--- Instruction ---
Using the data below, repeat all of it precisely.

---------- Available data

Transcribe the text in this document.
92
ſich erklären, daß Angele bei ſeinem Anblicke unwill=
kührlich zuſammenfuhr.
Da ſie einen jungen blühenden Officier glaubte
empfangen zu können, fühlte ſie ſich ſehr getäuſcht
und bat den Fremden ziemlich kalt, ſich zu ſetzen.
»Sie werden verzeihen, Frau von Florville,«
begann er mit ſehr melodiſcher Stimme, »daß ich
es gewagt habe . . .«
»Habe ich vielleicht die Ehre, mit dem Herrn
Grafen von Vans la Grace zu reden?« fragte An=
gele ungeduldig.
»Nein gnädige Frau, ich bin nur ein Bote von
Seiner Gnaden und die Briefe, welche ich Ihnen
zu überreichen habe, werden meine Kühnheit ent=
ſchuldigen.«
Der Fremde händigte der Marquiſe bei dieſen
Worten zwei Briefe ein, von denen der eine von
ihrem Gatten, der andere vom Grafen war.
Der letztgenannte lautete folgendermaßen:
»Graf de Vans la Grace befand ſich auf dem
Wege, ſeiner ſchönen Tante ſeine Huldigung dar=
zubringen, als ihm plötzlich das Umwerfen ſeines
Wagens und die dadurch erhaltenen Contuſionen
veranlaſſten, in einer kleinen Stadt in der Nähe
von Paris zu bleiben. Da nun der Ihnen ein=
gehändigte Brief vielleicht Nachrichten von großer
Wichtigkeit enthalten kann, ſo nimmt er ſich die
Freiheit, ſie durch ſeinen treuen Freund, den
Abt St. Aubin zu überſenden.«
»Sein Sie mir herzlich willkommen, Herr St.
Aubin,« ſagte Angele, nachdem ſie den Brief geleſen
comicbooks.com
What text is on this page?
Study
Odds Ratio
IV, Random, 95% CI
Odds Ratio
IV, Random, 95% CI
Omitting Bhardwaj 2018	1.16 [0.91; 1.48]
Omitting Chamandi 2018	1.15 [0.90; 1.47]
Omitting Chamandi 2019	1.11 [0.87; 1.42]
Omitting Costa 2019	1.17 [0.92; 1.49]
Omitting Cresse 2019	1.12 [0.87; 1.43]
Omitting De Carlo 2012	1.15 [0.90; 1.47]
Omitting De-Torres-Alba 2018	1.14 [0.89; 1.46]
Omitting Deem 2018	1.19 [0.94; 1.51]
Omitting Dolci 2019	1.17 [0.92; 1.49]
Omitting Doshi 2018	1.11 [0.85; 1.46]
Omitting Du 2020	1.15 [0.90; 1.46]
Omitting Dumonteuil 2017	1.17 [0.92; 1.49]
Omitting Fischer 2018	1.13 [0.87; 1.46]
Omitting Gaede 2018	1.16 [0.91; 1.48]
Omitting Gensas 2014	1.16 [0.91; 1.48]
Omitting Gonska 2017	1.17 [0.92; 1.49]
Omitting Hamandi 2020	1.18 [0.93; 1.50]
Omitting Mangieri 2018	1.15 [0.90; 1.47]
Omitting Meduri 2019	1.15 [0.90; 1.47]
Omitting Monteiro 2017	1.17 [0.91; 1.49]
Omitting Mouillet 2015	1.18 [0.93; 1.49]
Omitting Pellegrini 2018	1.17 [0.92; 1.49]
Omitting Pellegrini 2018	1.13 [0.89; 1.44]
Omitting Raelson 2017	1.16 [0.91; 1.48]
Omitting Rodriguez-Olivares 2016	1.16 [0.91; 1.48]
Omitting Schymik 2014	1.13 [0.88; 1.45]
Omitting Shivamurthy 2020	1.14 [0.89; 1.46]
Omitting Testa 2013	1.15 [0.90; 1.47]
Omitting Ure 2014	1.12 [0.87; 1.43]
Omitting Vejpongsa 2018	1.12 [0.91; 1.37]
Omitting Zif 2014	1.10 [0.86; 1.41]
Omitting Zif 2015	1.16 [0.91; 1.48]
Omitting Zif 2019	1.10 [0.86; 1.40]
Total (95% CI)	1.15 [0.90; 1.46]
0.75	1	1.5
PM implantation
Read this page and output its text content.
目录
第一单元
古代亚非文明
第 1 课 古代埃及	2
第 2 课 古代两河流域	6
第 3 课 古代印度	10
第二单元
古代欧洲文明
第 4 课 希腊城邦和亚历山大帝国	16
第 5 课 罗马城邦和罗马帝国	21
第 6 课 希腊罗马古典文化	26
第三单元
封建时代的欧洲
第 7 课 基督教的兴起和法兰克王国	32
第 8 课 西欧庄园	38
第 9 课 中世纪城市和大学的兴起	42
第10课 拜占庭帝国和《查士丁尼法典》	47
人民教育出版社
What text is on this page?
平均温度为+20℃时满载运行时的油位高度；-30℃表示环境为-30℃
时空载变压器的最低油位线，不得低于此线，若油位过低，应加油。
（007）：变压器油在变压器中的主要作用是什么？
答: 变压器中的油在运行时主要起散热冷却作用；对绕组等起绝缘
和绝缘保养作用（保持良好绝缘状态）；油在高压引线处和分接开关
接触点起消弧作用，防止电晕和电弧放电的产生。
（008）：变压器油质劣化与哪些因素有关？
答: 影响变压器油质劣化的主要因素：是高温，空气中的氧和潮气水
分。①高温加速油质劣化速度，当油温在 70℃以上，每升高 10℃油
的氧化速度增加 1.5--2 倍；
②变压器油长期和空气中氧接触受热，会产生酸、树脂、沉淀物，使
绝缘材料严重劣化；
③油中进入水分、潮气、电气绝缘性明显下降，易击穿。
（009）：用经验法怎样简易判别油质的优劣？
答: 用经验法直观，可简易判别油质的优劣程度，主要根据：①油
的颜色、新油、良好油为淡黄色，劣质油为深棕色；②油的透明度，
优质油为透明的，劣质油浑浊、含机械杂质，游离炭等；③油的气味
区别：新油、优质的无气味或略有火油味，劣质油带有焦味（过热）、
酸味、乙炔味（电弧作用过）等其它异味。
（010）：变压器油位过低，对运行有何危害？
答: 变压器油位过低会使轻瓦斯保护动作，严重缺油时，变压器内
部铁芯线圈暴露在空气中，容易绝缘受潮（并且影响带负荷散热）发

--------------------

--- Result ---
Transcribe the text in this document.
92
ſich erklären, daß Angele bei ſeinem Anblicke unwill=
kührlich zuſammenfuhr.
Da ſie einen jungen blühenden Officier glaubte
empfangen zu können, fühlte ſie ſich ſehr getäuſcht
und bat den Fremden ziemlich kalt, ſich zu ſetzen.
»Sie werden verzeihen, Frau von Florville,«
begann er mit ſehr melodiſcher Stimme, »daß ich
es gewagt habe . . .«
»Habe ich vielleicht die Ehre, mit dem Herrn
Grafen von Vans la Grace zu reden?« fragte An=
gele ungeduldig.
»Nein gnädige Frau, ich bin nur ein Bote von
Seiner Gnaden und die Briefe, welche ich Ihnen
zu überreichen habe, werden meine Kühnheit ent=
ſchuldigen.«
Der Fremde händigte der Marquiſe bei dieſen
Worten zwei Briefe ein, von denen der eine von
ihrem Gatten, der andere vom Grafen war.
Der letztgenannte lautete folgendermaßen:
»Graf de Vans la Grace befand ſich auf dem
Wege, ſeiner ſchönen Tante ſeine Huldigung dar=
zubringen, als ihm plötzlich das Umwerfen ſeines
Wagens und die dadurch erhaltenen Contuſionen
veranlaſſten, in einer kleinen Stadt in der Nähe
von Paris zu bleiben. Da nun der Ihnen ein=
gehändigte Brief vielleicht Nachrichten von großer
Wichtigkeit enthalten kann, ſo nimmt er ſich die
Freiheit, ſie durch ſeinen treuen Freund, den
Abt St. Aubin zu überſenden.«
»Sein Sie mir herzlich willkommen, Herr St.
Aubin,« ſagte Angele, nachdem ſie den Brief geleſen
comicbooks.com
What text is on this page?
Study
Odds Ratio
IV, Random, 95% CI
Odds Ratio
IV, Random, 95% CI
Omitting Bhardwaj 2018	1.16 [0.91; 1.48]
Omitting Chamandi 2018	1.15 [0.90; 1.47]
Omitting Chamandi 2019	1.11 [0.87; 1.42]
Omitting Costa 2019	1.17 [0.92; 1.49]
Omitting Cresse 2019	1.12 [0.87; 1.43]
Omitting De Carlo 2012	1.15 [0.90; 1.47]
Omitting De-Torres-Alba 2018	1.14 [0.89; 1.46]
Omitting Deem 2018	1.19 [0.94; 1.51]
Omitting Dolci 2019	1.17 [0.92; 1.49]
Omitting Doshi 2018	1.11 [0.85; 1.46]
Omitting Du 2020	1.15 [0.90; 1.46]
Omitting Dumonteuil 2017	1.17 [0.92; 1.49]
Omitting Fischer 2018	1.13 [0.87; 1.46]
Omitting Gaede 2018	1.16 [0.91; 1.48]
Omitting Gensas 2014	1.16 [0.91; 1.48]
Omitting Gonska 2017	1.17 [0.92; 1.49]
Omitting Hamandi 2020	1.18 [0.93; 1.50]
Omitting Mangieri 2018	1.15 [0.90; 1.47]
Omitting Meduri 2019	1.15 [0.90; 1.47]
Omitting Monteiro 2017	1.17 [0.91; 1.49]
Omitting Mouillet 2015	1.18 [0.93; 1.49]
Omitting Pellegrini 2018	1.17 [0.92; 1.49]
Omitting Pellegrini 2018	1.13 [0.89; 1.44]
Omitting Raelson 2017	1.16 [0.91; 1.48]
Omitting Rodriguez-Olivares 2016	1.16 [0.91; 1.48]
Omitting Schymik 2014	1.13 [0.88; 1.45]
Omitting Shivamurthy 2020	1.14 [0.89; 1.46]
Omitting Testa 2013	1.15 [0.90; 1.47]
Omitting Ure 2014	1.12 [0.87; 1.43]
Omitting Vejpongsa 2018	1.12 [0.91; 1.37]
Omitting Zif 2014	1.10 [0.86; 1.41]
Omitting Zif 2015	1.16 [0.91; 1.48]
Omitting Zif 2019	1.10 [0.86; 1.40]
Total (95% CI)	1.15 [0.90; 1.46]
0.75	1	1.5
PM implantation
Read this page and output its text content.
目录
第一单元
古代亚非文明
第 1 课 古代埃及	2
第 2 课 古代两河流域	6
第 3 课 古代印度	10
第二单元
古代欧洲文明
第 4 课 希腊城邦和亚历山大帝国	16
第 5 课 罗马城邦和罗马帝国	21
第 6 课 希腊罗马古典文化	26
第三单元
封建时代的欧洲
第 7 课 基督教的兴起和法兰克王国	32
第 8 课 西欧庄园	38
第 9 课 中世纪城市和大学的兴起	42
第10课 拜占庭帝国和《查士丁尼法典》	47
人民教育出版社
What text is on this page?
平均温度为+20℃时满载运行时的油位高度；-30℃表示环境为-30℃
时空载变压器的最低油位线，不得低于此线，若油位过低，应加油。
（007）：变压器油在变压器中的主要作用是什么？
答: 变压器中的油在运行时主要起散热冷却作用；对绕组等起绝缘
和绝缘保养作用（保持良好绝缘状态）；油在高压引线处和分接开关
接触点起消弧作用，防止电晕和电弧放电的产生。
（008）：变压器油质劣化与哪些因素有关？
答: 影响变压器油质劣化的主要因素：是高温，空气中的氧和潮气水
分。①高温加速油质劣化速度，当油温在 70℃以上，每升高 10℃油
的氧化速度增加 1.5--2 倍；
②变压器油长期和空气中氧接触受热，会产生酸、树脂、沉淀物，使
绝缘材料严重劣化；
③油中进入水分、潮气、电气绝缘性明显下降，易击穿。
（009）：用经验法怎样简易判别油质的优劣？
答: 用经验法直观，可简易判别油质的优劣程度，主要根据：①油
的颜色、新油、良好油为淡黄色，劣质油为深棕色；②油的透明度，
优质油为透明的，劣质油浑浊、含机械杂质，游离炭等；③油的气味
区别：新油、优质的无气味或略有火油味，劣质油带有焦味（过热）、
酸味、乙炔味（电弧作用过）等其它异味。
（010）：变压器油位过低，对运行有何危害？
答: 变压器油位过低会使轻瓦斯保护动作，严重缺油时，变压器内
部铁芯线圈暴露在空气中，容易绝缘受潮（并且影响带负荷散热）发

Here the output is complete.